***** Supplied material *****
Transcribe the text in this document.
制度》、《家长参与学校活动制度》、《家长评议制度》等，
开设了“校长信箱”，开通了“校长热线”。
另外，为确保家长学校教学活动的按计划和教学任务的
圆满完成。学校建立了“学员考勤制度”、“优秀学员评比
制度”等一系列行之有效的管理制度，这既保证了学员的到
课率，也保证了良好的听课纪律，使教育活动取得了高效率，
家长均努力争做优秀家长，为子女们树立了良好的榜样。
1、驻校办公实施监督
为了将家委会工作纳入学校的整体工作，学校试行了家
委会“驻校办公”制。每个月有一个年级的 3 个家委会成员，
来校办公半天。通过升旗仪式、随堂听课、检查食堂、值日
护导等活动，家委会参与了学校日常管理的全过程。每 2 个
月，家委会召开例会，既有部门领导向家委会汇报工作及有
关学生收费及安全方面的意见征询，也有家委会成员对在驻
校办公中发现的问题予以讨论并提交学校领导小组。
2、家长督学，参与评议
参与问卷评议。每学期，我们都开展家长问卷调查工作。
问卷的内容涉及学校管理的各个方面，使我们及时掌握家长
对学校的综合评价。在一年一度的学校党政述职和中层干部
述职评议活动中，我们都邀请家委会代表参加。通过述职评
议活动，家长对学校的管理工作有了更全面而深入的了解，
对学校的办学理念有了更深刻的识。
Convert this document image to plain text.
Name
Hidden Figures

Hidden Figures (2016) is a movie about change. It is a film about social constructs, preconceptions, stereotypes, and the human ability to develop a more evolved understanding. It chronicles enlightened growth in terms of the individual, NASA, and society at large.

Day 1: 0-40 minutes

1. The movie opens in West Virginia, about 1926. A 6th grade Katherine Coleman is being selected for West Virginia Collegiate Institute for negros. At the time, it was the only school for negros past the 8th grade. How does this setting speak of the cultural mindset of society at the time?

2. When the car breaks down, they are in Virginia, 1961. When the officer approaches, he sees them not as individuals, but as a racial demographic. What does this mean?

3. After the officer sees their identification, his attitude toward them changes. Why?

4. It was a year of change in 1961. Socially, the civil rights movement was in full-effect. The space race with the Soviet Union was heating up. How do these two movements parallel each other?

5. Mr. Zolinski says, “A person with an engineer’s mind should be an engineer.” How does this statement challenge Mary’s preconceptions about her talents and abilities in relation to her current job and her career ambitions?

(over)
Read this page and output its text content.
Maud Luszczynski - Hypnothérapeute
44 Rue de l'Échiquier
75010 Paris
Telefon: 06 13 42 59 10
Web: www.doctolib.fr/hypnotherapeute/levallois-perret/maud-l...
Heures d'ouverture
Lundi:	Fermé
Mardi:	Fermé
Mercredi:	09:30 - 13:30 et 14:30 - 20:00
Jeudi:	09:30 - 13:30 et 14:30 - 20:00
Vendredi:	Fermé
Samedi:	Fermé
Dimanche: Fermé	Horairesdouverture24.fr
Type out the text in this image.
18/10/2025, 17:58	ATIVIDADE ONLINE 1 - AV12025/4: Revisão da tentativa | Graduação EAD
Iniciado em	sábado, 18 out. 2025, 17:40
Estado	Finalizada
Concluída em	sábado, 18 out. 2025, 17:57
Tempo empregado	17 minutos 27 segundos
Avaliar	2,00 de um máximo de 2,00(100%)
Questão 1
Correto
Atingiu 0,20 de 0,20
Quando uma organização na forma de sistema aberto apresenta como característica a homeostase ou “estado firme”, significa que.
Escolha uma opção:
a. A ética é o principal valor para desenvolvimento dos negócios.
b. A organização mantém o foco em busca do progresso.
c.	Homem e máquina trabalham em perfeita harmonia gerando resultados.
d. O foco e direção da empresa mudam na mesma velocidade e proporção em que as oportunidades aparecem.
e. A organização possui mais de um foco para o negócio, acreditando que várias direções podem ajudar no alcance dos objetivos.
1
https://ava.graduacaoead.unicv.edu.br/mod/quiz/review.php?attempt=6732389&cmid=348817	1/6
*****
_Instructions for the task_
Repeat the material in full, exactly as it stands.

_Full output_
Transcribe the text in this document.
制度》、《家长参与学校活动制度》、《家长评议制度》等，
开设了“校长信箱”，开通了“校长热线”。
另外，为确保家长学校教学活动的按计划和教学任务的
圆满完成。学校建立了“学员考勤制度”、“优秀学员评比
制度”等一系列行之有效的管理制度，这既保证了学员的到
课率，也保证了良好的听课纪律，使教育活动取得了高效率，
家长均努力争做优秀家长，为子女们树立了良好的榜样。
1、驻校办公实施监督
为了将家委会工作纳入学校的整体工作，学校试行了家
委会“驻校办公”制。每个月有一个年级的 3 个家委会成员，
来校办公半天。通过升旗仪式、随堂听课、检查食堂、值日
护导等活动，家委会参与了学校日常管理的全过程。每 2 个
月，家委会召开例会，既有部门领导向家委会汇报工作及有
关学生收费及安全方面的意见征询，也有家委会成员对在驻
校办公中发现的问题予以讨论并提交学校领导小组。
2、家长督学，参与评议
参与问卷评议。每学期，我们都开展家长问卷调查工作。
问卷的内容涉及学校管理的各个方面，使我们及时掌握家长
对学校的综合评价。在一年一度的学校党政述职和中层干部
述职评议活动中，我们都邀请家委会代表参加。通过述职评
议活动，家长对学校的管理工作有了更全面而深入的了解，
对学校的办学理念有了更深刻的识。
Convert this document image to plain text.
Name
Hidden Figures

Hidden Figures (2016) is a movie about change. It is a film about social constructs, preconceptions, stereotypes, and the human ability to develop a more evolved understanding. It chronicles enlightened growth in terms of the individual, NASA, and society at large.

Day 1: 0-40 minutes

1. The movie opens in West Virginia, about 1926. A 6th grade Katherine Coleman is being selected for West Virginia Collegiate Institute for negros. At the time, it was the only school for negros past the 8th grade. How does this setting speak of the cultural mindset of society at the time?

2. When the car breaks down, they are in Virginia, 1961. When the officer approaches, he sees them not as individuals, but as a racial demographic. What does this mean?

3. After the officer sees their identification, his attitude toward them changes. Why?

4. It was a year of change in 1961. Socially, the civil rights movement was in full-effect. The space race with the Soviet Union was heating up. How do these two movements parallel each other?

5. Mr. Zolinski says, “A person with an engineer’s mind should be an engineer.” How does this statement challenge Mary’s preconceptions about her talents and abilities in relation to her current job and her career ambitions?

(over)
Read this page and output its text content.
Maud Luszczynski - Hypnothérapeute
44 Rue de l'Échiquier
75010 Paris
Telefon: 06 13 42 59 10
Web: www.doctolib.fr/hypnotherapeute/levallois-perret/maud-l...
Heures d'ouverture
Lundi:	Fermé
Mardi:	Fermé
Mercredi:	09:30 - 13:30 et 14:30 - 20:00
Jeudi:	09:30 - 13:30 et 14:30 - 20:00
Vendredi:	Fermé
Samedi:	Fermé
Dimanche: Fermé	Horairesdouverture24.fr
Type out the text in this image.
18/10/2025, 17:58	ATIVIDADE ONLINE 1 - AV12025/4: Revisão da tentativa | Graduação EAD
Iniciado em	sábado, 18 out. 2025, 17:40
Estado	Finalizada
Concluída em	sábado, 18 out. 2025, 17:57
Tempo empregado	17 minutos 27 segundos
Avaliar	2,00 de um máximo de 2,00(100%)
Questão 1
Correto
Atingiu 0,20 de 0,20
Quando uma organização na forma de sistema aberto apresenta como característica a homeostase ou “estado firme”, significa que.
Escolha uma opção:
a. A ética é o principal valor para desenvolvimento dos negócios.
b. A organização mantém o foco em busca do progresso.
c.	Homem e máquina trabalham em perfeita harmonia gerando resultados.
d. O foco e direção da empresa mudam na mesma velocidade e proporção em que as oportunidades aparecem.
e. A organização possui mais de um foco para o negócio, acreditando que várias direções podem ajudar no alcance dos objetivos.
1
https://ava.graduacaoead.unicv.edu.br/mod/quiz/review.php?attempt=6732389&cmid=348817	1/6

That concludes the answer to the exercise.